* PROBLEM
Extract every line from the records below that contains the word "Type".
%%
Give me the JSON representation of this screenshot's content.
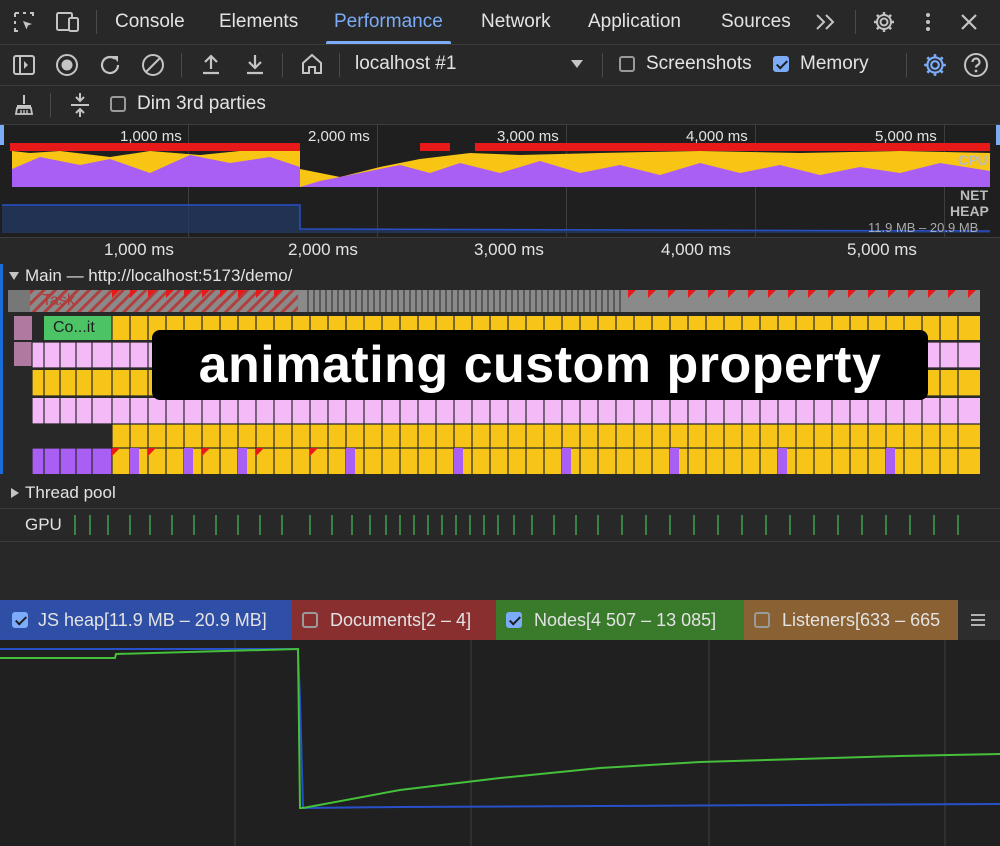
{
  "tabs": [
    {
      "label": "Console",
      "active": false
    },
    {
      "label": "Elements",
      "active": false
    },
    {
      "label": "Performance",
      "active": true
    },
    {
      "label": "Network",
      "active": false
    },
    {
      "label": "Application",
      "active": false
    },
    {
      "label": "Sources",
      "active": false
    }
  ],
  "toolbar": {
    "target": "localhost #1",
    "screenshots_label": "Screenshots",
    "screenshots_checked": false,
    "memory_label": "Memory",
    "memory_checked": true
  },
  "toolbar2": {
    "dim_label": "Dim 3rd parties",
    "dim_checked": false
  },
  "overview": {
    "ticks": [
      "1,000 ms",
      "2,000 ms",
      "3,000 ms",
      "4,000 ms",
      "5,000 ms"
    ],
    "cpu_label": "CPU",
    "net_label": "NET",
    "heap_label": "HEAP",
    "heap_range": "11.9 MB – 20.9 MB"
  },
  "ruler": {
    "ticks": [
      "1,000 ms",
      "2,000 ms",
      "3,000 ms",
      "4,000 ms",
      "5,000 ms"
    ]
  },
  "tracks": {
    "main_label": "Main — http://localhost:5173/demo/",
    "task_label": "Task",
    "commit_label": "Co...it",
    "thread_pool_label": "Thread pool",
    "gpu_label": "GPU"
  },
  "overlay_text": "animating custom property",
  "memory_legend": [
    {
      "label": "JS heap[11.9 MB – 20.9 MB]",
      "checked": true,
      "color": "#2f4fa6"
    },
    {
      "label": "Documents[2 – 4]",
      "checked": false,
      "color": "#8a2f2f"
    },
    {
      "label": "Nodes[4 507 – 13 085]",
      "checked": true,
      "color": "#3a7a2b"
    },
    {
      "label": "Listeners[633 – 665",
      "checked": false,
      "color": "#8a6132"
    }
  ],
  "colors": {
    "accent": "#7cacf8",
    "cpu_scripting": "#f9c514",
    "cpu_rendering": "#a95ff4",
    "task_red": "#e81919",
    "flame_pink": "#f4b9f7",
    "flame_yellow": "#f7c418",
    "commit_green": "#4cc466",
    "heap_line": "#2850c8",
    "nodes_line": "#44c03a"
  }
}
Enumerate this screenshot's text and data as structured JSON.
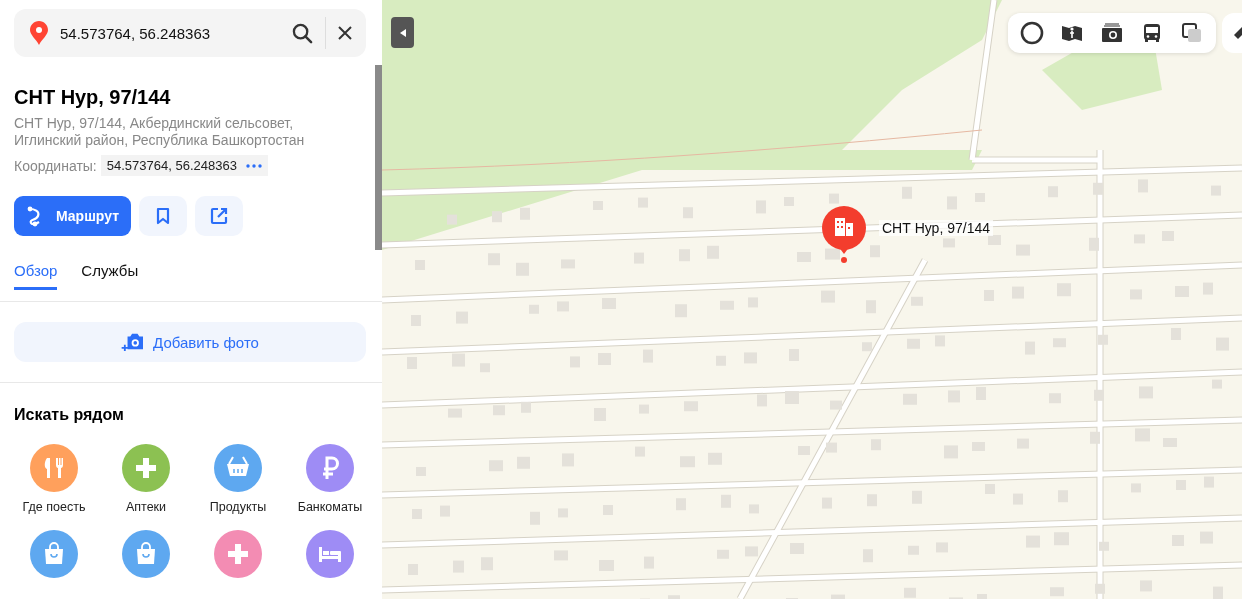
{
  "search": {
    "value": "54.573764, 56.248363"
  },
  "place": {
    "title": "СНТ Нур, 97/144",
    "address": "СНТ Нур, 97/144, Акбердинский сельсовет, Иглинский район, Республика Башкортостан",
    "coordinates_label": "Координаты:",
    "coordinates": "54.573764, 56.248363"
  },
  "actions": {
    "route": "Маршрут"
  },
  "tabs": [
    {
      "label": "Обзор",
      "selected": true
    },
    {
      "label": "Службы",
      "selected": false
    }
  ],
  "add_photo": "Добавить фото",
  "nearby": {
    "title": "Искать рядом",
    "categories": [
      {
        "kind": "food",
        "label": "Где поесть",
        "color": "#ffa05c"
      },
      {
        "kind": "plus",
        "label": "Аптеки",
        "color": "#8cc152"
      },
      {
        "kind": "basket",
        "label": "Продукты",
        "color": "#5ea8f0"
      },
      {
        "kind": "ruble",
        "label": "Банкоматы",
        "color": "#9e8cf5"
      },
      {
        "kind": "bag",
        "color": "#5ea8f0"
      },
      {
        "kind": "bag",
        "color": "#5ea8f0"
      },
      {
        "kind": "plus",
        "color": "#f38cb3"
      },
      {
        "kind": "bed",
        "color": "#9e8cf5"
      }
    ]
  },
  "map": {
    "marker": {
      "label": "СНТ Нур, 97/144"
    }
  }
}
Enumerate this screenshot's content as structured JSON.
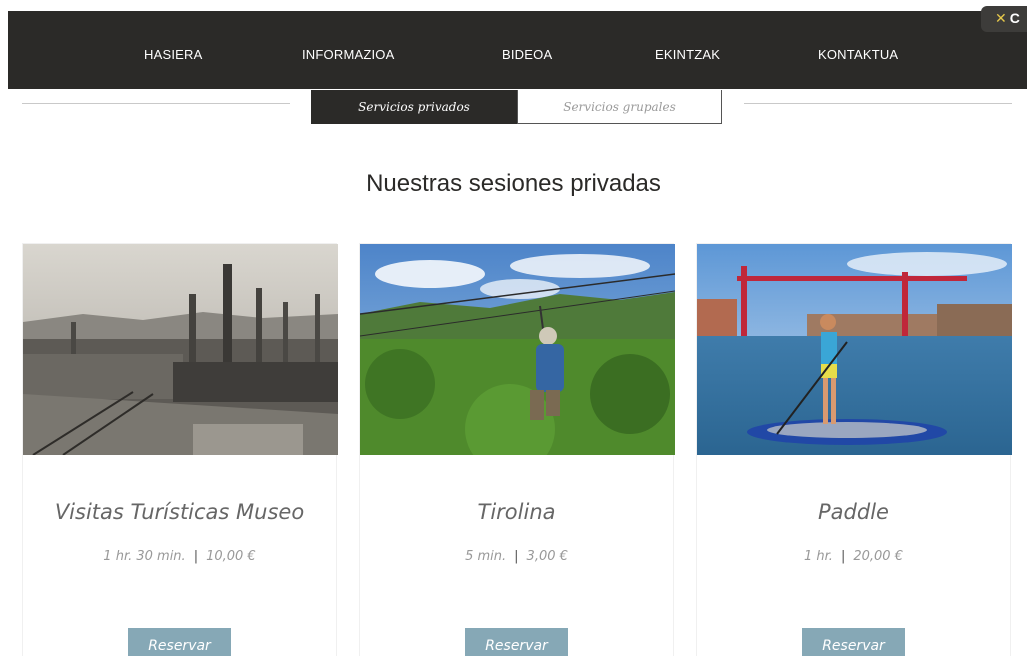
{
  "nav": {
    "items": [
      "HASIERA",
      "INFORMAZIOA",
      "BIDEOA",
      "EKINTZAK",
      "KONTAKTUA"
    ],
    "close_label": "C"
  },
  "tabs": {
    "active": "Servicios privados",
    "inactive": "Servicios grupales"
  },
  "heading": "Nuestras sesiones privadas",
  "cards": [
    {
      "title": "Visitas Turísticas Museo",
      "duration": "1 hr. 30 min.",
      "separator": "|",
      "price": "10,00 €",
      "button": "Reservar",
      "image": "factory-photo"
    },
    {
      "title": "Tirolina",
      "duration": "5 min.",
      "separator": "|",
      "price": "3,00 €",
      "button": "Reservar",
      "image": "zipline-photo"
    },
    {
      "title": "Paddle",
      "duration": "1 hr.",
      "separator": "|",
      "price": "20,00 €",
      "button": "Reservar",
      "image": "paddle-photo"
    }
  ],
  "colors": {
    "nav_bg": "#2b2a28",
    "button_bg": "#86a8b6"
  }
}
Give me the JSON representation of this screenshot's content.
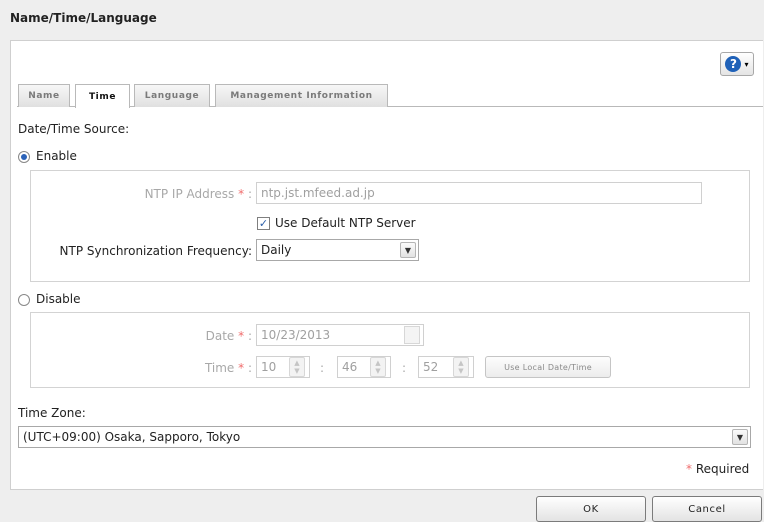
{
  "dialog": {
    "title": "Name/Time/Language"
  },
  "help": {
    "glyph": "?",
    "caret": "▾"
  },
  "tabs": [
    {
      "label": "Name",
      "active": false
    },
    {
      "label": "Time",
      "active": true
    },
    {
      "label": "Language",
      "active": false
    },
    {
      "label": "Management Information",
      "active": false
    }
  ],
  "form": {
    "source_label": "Date/Time Source:",
    "enable_label": "Enable",
    "enable_selected": true,
    "ntp_ip_label": "NTP IP Address",
    "ntp_ip_value": "ntp.jst.mfeed.ad.jp",
    "use_default_label": "Use Default NTP Server",
    "use_default_checked": true,
    "frequency_label": "NTP Synchronization Frequency:",
    "frequency_value": "Daily",
    "disable_label": "Disable",
    "disable_selected": false,
    "date_label": "Date",
    "date_value": "10/23/2013",
    "time_label": "Time",
    "time_hour": "10",
    "time_minute": "46",
    "time_second": "52",
    "time_sep": ":",
    "use_local_label": "Use Local Date/Time",
    "timezone_label": "Time Zone:",
    "timezone_value": "(UTC+09:00) Osaka, Sapporo, Tokyo",
    "required_mark": "*",
    "required_label": "Required"
  },
  "footer": {
    "ok_label": "OK",
    "cancel_label": "Cancel"
  },
  "colors": {
    "accent": "#1f61b8",
    "required": "#f06c6c"
  }
}
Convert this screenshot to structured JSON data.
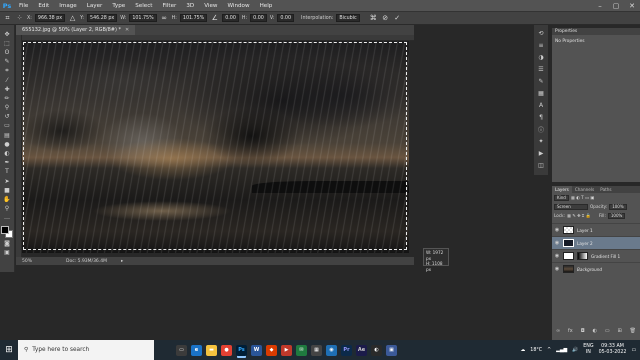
{
  "app": {
    "logo": "Ps"
  },
  "menu": [
    "File",
    "Edit",
    "Image",
    "Layer",
    "Type",
    "Select",
    "Filter",
    "3D",
    "View",
    "Window",
    "Help"
  ],
  "options": {
    "x_label": "X:",
    "x_value": "966.38 px",
    "y_label": "Y:",
    "y_value": "546.28 px",
    "w_label": "W:",
    "w_value": "101.75%",
    "h_label": "H:",
    "h_value": "101.75%",
    "angle_value": "0.00",
    "h_skew_label": "H:",
    "h_skew_value": "0.00",
    "v_skew_label": "V:",
    "v_skew_value": "0.00",
    "interpolation_label": "Interpolation:",
    "interpolation_value": "Bicubic"
  },
  "document": {
    "tab_title": "655132.jpg @ 50% (Layer 2, RGB/8#) *",
    "size_tip_w": "W: 1972 px",
    "size_tip_h": "H: 1108 px",
    "zoom": "50%",
    "doc_size": "Doc: 5.93M/36.4M"
  },
  "properties": {
    "title": "Properties",
    "body": "No Properties"
  },
  "layers_panel": {
    "tabs": [
      "Layers",
      "Channels",
      "Paths"
    ],
    "kind_label": "Kind",
    "blend_mode": "Screen",
    "opacity_label": "Opacity:",
    "opacity_value": "100%",
    "lock_label": "Lock:",
    "fill_label": "Fill:",
    "fill_value": "100%",
    "layers": [
      {
        "name": "Layer 1",
        "thumb": "checker",
        "selected": false
      },
      {
        "name": "Layer 2",
        "thumb": "dark",
        "selected": true
      },
      {
        "name": "Gradient Fill 1",
        "thumb": "grad",
        "selected": false
      },
      {
        "name": "Background",
        "thumb": "photo-t",
        "selected": false
      }
    ]
  },
  "taskbar": {
    "search_placeholder": "Type here to search",
    "weather": "18°C",
    "language": "ENG",
    "region": "IN",
    "time": "09:33 AM",
    "date": "05-03-2022"
  },
  "colors": {
    "accent": "#31a8ff",
    "panel": "#535353",
    "dark": "#282828",
    "taskbar": "#1f2a33"
  }
}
%%
* RESPONSE TO THE TASK
    "Type",
    "search_placeholder": "Type here to search",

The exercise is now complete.